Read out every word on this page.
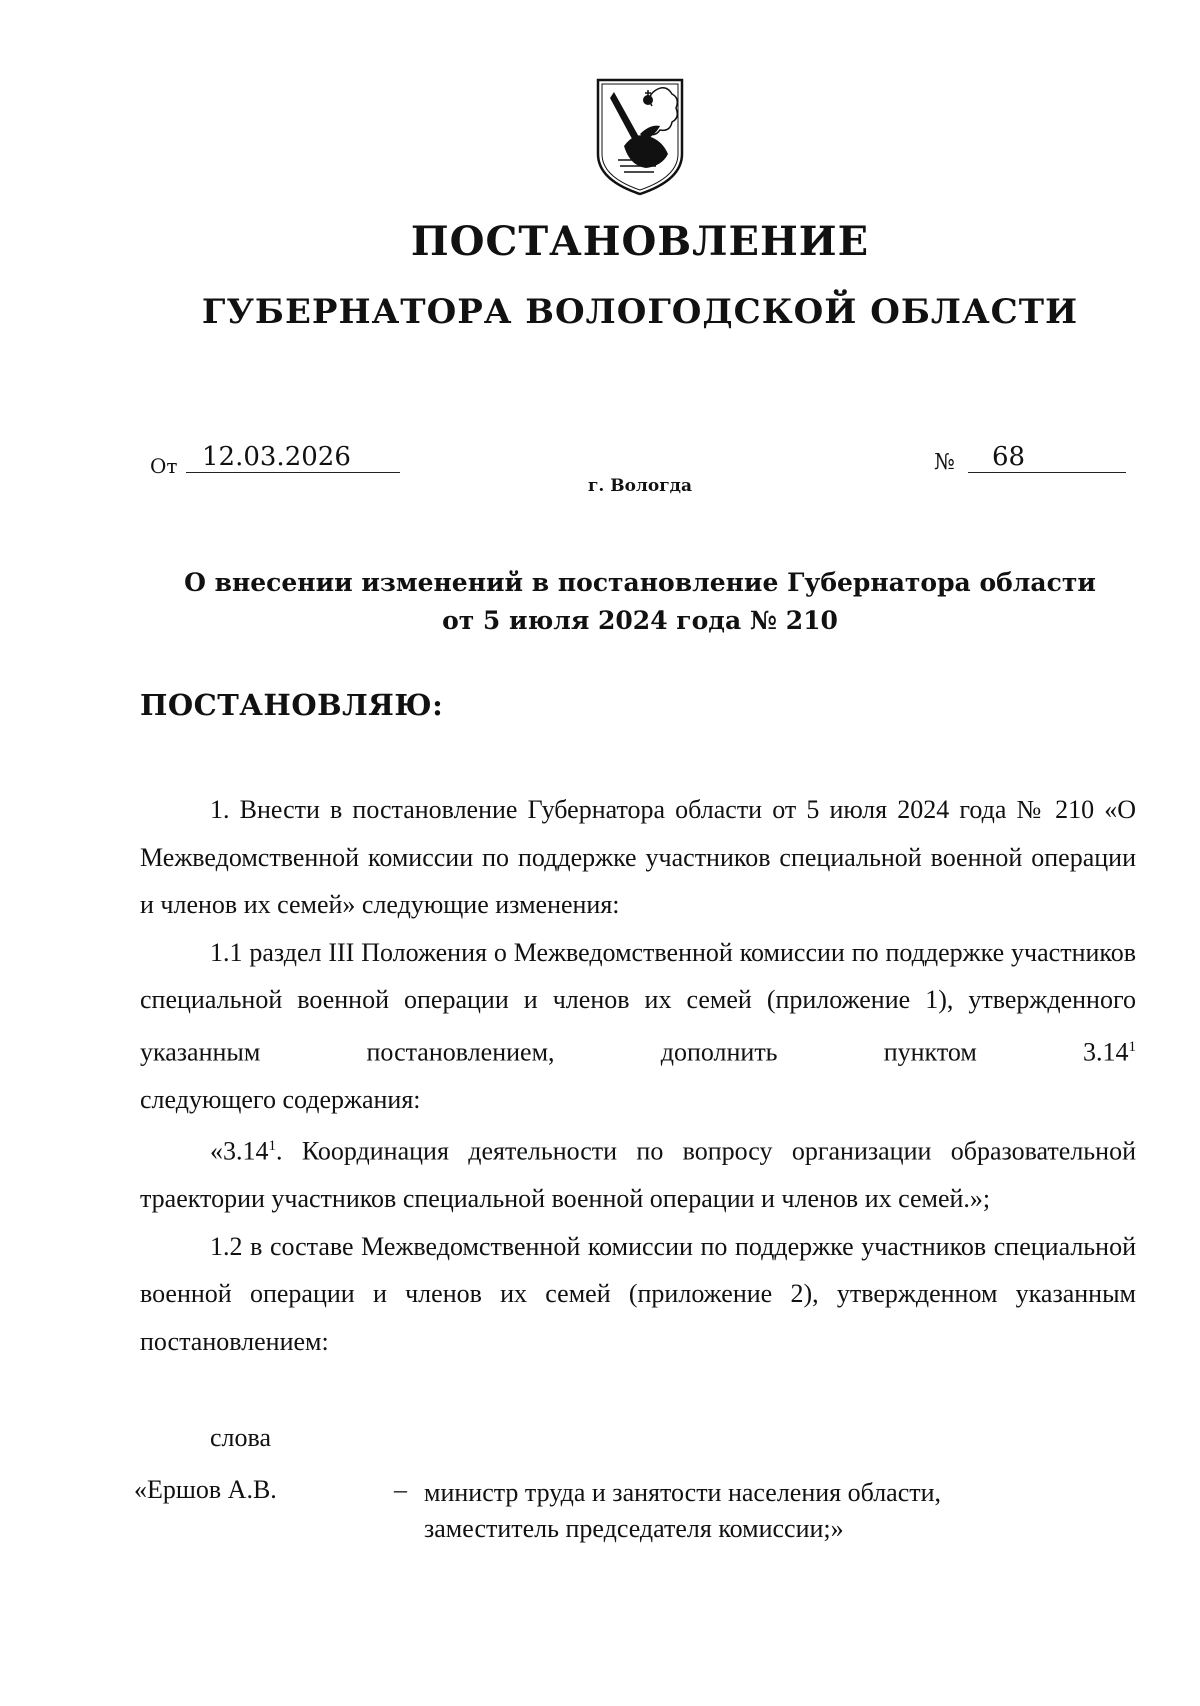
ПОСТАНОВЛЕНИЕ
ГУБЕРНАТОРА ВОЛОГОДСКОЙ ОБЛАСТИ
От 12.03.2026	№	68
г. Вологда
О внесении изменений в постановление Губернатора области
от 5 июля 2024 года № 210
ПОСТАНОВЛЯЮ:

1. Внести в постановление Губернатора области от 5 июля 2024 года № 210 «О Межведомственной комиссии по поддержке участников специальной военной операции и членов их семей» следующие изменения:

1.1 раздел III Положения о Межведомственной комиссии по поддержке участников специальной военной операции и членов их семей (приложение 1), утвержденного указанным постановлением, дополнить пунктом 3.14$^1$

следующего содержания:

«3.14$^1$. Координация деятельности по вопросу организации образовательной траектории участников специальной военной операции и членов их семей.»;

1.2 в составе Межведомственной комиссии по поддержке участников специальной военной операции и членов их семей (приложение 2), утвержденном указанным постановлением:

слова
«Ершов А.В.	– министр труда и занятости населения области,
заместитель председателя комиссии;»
__________________________________________________
* The task
Print all of the entries word for word. Skip any images they contain.

* Written reply
Read out every word on this page.
ПОСТАНОВЛЕНИЕ
ГУБЕРНАТОРА ВОЛОГОДСКОЙ ОБЛАСТИ
От 12.03.2026	№	68
г. Вологда
О внесении изменений в постановление Губернатора области
от 5 июля 2024 года № 210
ПОСТАНОВЛЯЮ:

1. Внести в постановление Губернатора области от 5 июля 2024 года № 210 «О Межведомственной комиссии по поддержке участников специальной военной операции и членов их семей» следующие изменения:

1.1 раздел III Положения о Межведомственной комиссии по поддержке участников специальной военной операции и членов их семей (приложение 1), утвержденного указанным постановлением, дополнить пунктом 3.14$^1$

следующего содержания:

«3.14$^1$. Координация деятельности по вопросу организации образовательной траектории участников специальной военной операции и членов их семей.»;

1.2 в составе Межведомственной комиссии по поддержке участников специальной военной операции и членов их семей (приложение 2), утвержденном указанным постановлением:

слова
«Ершов А.В.	– министр труда и занятости населения области,
заместитель председателя комиссии;»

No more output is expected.